In the court opinion below, what sentence was Rodney Lewis given after the jury found him guilty of aggravated battery?

• Page
════════════════════

People v. Lewis, 198 Ill. App. 3d 976 (1990)

May 16, 1990 · Illinois Appellate Court · No. 1—86—0959
198 Ill. App. 3d 976

THE PEOPLE OF THE STATE OF ILLINOIS, Plaintiff-Appellee, v. RODNEY LEWIS, Defendant-Appellant.

First District (3rd Division)

No. 1—86—0959

Opinion filed May 16, 1990.

Rehearing denied July 6, 1990.

*977Michael J. Pelletier, of State Appellate Defender’s Office, of Chicago, for appellant.

Cecil A. Partee, State’s Attorney, of Chicago (Inge Fryklund, William D. Carroll, and Darlene White, Assistant State’s Attorneys, of counsel), for the People.

JUSTICE RIZZI

delivered the opinion of the court:

Defendant-appellant Rodney Lewis (Lewis) was found guilty of aggravated battery after a jury trial and sentenced to a nine-year term of imprisonment. On appeal, Lewis argues that (1) the prosecutor’s misstatements of law, references to his aliases and other improper remarks deprived him of a fair trial; and (2) the trial court abused its discretion when it imposed the nine-year sentence.

*978The events which led to the aggravated battery conviction occurred on July 17, 1985. Defendant testified that the victim, Humphrey, approached him and began arguing. Defendant withdrew from the encounter and went into a building. According to defendant, when he returned, Humphrey approached him in an aggressive, excited manner and threatened him with bodily harm. Defendant testified that after Humphrey “swung at him” with an object, he stabbed Humphrey a single time in the chest. Contrastingly, Humphrey testified that defendant came out of the building, approached him, stated that he did not like him and stabbed him.

Assistant State’s Attorney Richard Pullano testified that during an interview with Irene Cooper, an occurrence witness, she stated that defendant exited the apartment, walked quickly toward Humphrey, brought his hand from behind his back, lunged at and stabbed Humphrey.

Defendant surrendered himself to the police. After being advised of his Miranda rights, he related that following the argument, he went to his apartment, put his switchblade in his back pocket and returned outside. Defendant related that once outside, he argued with Humphrey and lunged at him, stabbing him in the chest. During the interview, defendant informed Pullano that Humphrey did not hit or swing at him, and that he was not taking any chances and “wasn’t waiting.”

════════════════════

• Dataset extract
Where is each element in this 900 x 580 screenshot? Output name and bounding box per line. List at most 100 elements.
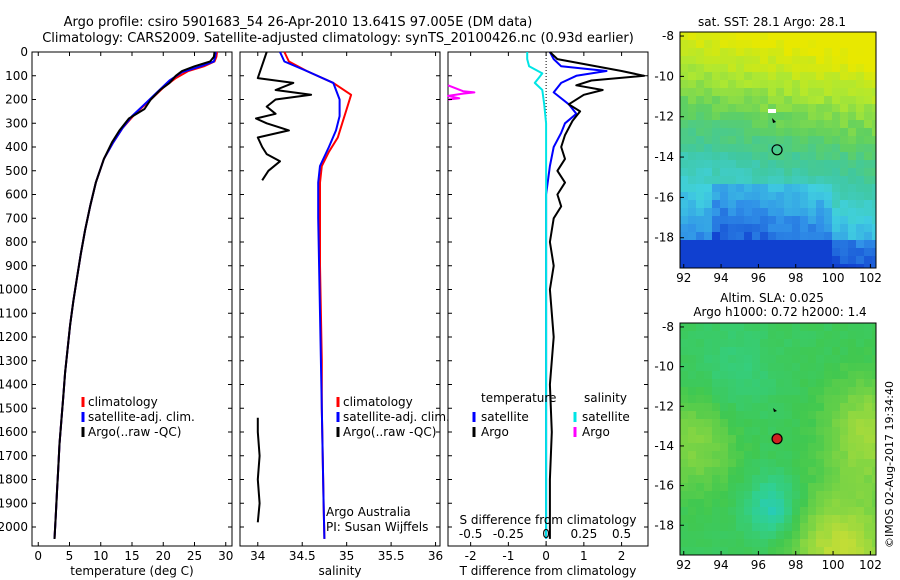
map-cell <box>792 379 800 387</box>
map-cell <box>768 80 776 88</box>
map-cell <box>736 347 744 355</box>
map-cell <box>824 104 832 112</box>
map-cell <box>872 403 876 411</box>
map-cell <box>744 80 752 88</box>
map-cell <box>792 515 800 523</box>
map-cell <box>688 539 696 547</box>
map-cell <box>832 192 840 200</box>
map-cell <box>712 395 720 403</box>
map-cell <box>704 240 712 248</box>
map-cell <box>856 475 864 483</box>
map-cell <box>728 451 736 459</box>
map-cell <box>848 411 856 419</box>
map-cell <box>848 104 856 112</box>
map-cell <box>720 443 728 451</box>
map-cell <box>752 200 760 208</box>
map-cell <box>792 40 800 48</box>
map-cell <box>688 240 696 248</box>
map-cell <box>768 200 776 208</box>
map-cell <box>712 72 720 80</box>
map-cell <box>696 112 704 120</box>
map-cell <box>768 459 776 467</box>
map-cell <box>720 531 728 539</box>
map-cell <box>744 128 752 136</box>
map-cell <box>832 40 840 48</box>
map-cell <box>752 128 760 136</box>
map-cell <box>744 531 752 539</box>
map-cell <box>696 32 704 40</box>
map-cell <box>728 104 736 112</box>
map-cell <box>856 152 864 160</box>
map-cell <box>848 160 856 168</box>
map-cell <box>808 443 816 451</box>
map-cell <box>712 531 720 539</box>
map-cell <box>800 491 808 499</box>
map-cell <box>752 112 760 120</box>
map-cell <box>680 152 688 160</box>
x-tick-label: 15 <box>124 549 139 563</box>
map-cell <box>712 216 720 224</box>
map-cell <box>840 240 848 248</box>
map-cell <box>712 523 720 531</box>
map-cell <box>704 331 712 339</box>
map-cell <box>872 339 876 347</box>
map-cell <box>808 160 816 168</box>
map-cell <box>688 256 696 264</box>
map-cell <box>688 48 696 56</box>
map-cell <box>824 56 832 64</box>
map-cell <box>720 32 728 40</box>
map-cell <box>872 539 876 547</box>
map-cell <box>760 331 768 339</box>
legend-label: satellite-adj. clim. <box>88 410 195 424</box>
map-cell <box>840 56 848 64</box>
map-cell <box>752 371 760 379</box>
map-cell <box>712 419 720 427</box>
map-cell <box>872 72 876 80</box>
map-cell <box>864 339 872 347</box>
map-cell <box>784 427 792 435</box>
map-cell <box>776 40 784 48</box>
map-cell <box>832 515 840 523</box>
map-cell <box>696 120 704 128</box>
map-cell <box>832 443 840 451</box>
map-cell <box>704 248 712 256</box>
map-cell <box>696 96 704 104</box>
map-cell <box>688 64 696 72</box>
map-cell <box>712 323 720 331</box>
map-cell <box>688 96 696 104</box>
map-cell <box>760 96 768 104</box>
map-cell <box>744 32 752 40</box>
map-cell <box>856 160 864 168</box>
temperature-panel: 0 5 10 15 20 25 30 temperature (deg C) climato… <box>31 51 233 578</box>
map-cell <box>824 451 832 459</box>
map-cell <box>864 371 872 379</box>
map-cell <box>704 120 712 128</box>
map-cell <box>848 120 856 128</box>
map-cell <box>696 347 704 355</box>
map-cell <box>848 112 856 120</box>
map-cell <box>712 507 720 515</box>
map-cell <box>720 72 728 80</box>
map-cell <box>688 112 696 120</box>
map-cell <box>712 64 720 72</box>
map-cell <box>760 419 768 427</box>
map-cell <box>800 32 808 40</box>
map-cell <box>824 192 832 200</box>
map-cell <box>832 371 840 379</box>
map-cell <box>872 224 876 232</box>
map-cell <box>704 112 712 120</box>
map-cell <box>800 224 808 232</box>
map-cell <box>776 112 784 120</box>
map-cell <box>800 339 808 347</box>
map-cell <box>768 475 776 483</box>
map-cell <box>872 248 876 256</box>
map-cell <box>736 168 744 176</box>
map-cell <box>864 387 872 395</box>
map-cell <box>808 323 816 331</box>
t-difference-label: T difference from climatology <box>459 564 637 578</box>
map-cell <box>736 443 744 451</box>
map-cell <box>832 136 840 144</box>
map-cell <box>800 363 808 371</box>
map-cell <box>760 475 768 483</box>
map-cell <box>840 499 848 507</box>
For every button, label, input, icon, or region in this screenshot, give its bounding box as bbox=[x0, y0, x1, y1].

════════════════════

• Solved exercise
A nine-year term of imprisonment.